◆ AIM OF THE EXERCISE:
Repeat each entry as written and leave the images out of the copy.

◆ Dataset items:
▼

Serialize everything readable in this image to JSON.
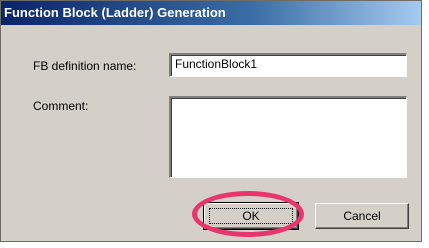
{
  "window": {
    "title": "Function Block (Ladder) Generation"
  },
  "form": {
    "fb_definition_label": "FB definition name:",
    "fb_definition_value": "FunctionBlock1",
    "comment_label": "Comment:",
    "comment_value": ""
  },
  "buttons": {
    "ok_label": "OK",
    "cancel_label": "Cancel"
  },
  "annotation": {
    "highlight_color": "#e8356b",
    "highlight_target": "ok-button"
  }
}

▲

◆ CORRECT OUTPUT:
Serialize everything readable in this image to JSON.
{
  "window": {
    "title": "Function Block (Ladder) Generation"
  },
  "form": {
    "fb_definition_label": "FB definition name:",
    "fb_definition_value": "FunctionBlock1",
    "comment_label": "Comment:",
    "comment_value": ""
  },
  "buttons": {
    "ok_label": "OK",
    "cancel_label": "Cancel"
  },
  "annotation": {
    "highlight_color": "#e8356b",
    "highlight_target": "ok-button"
  }
}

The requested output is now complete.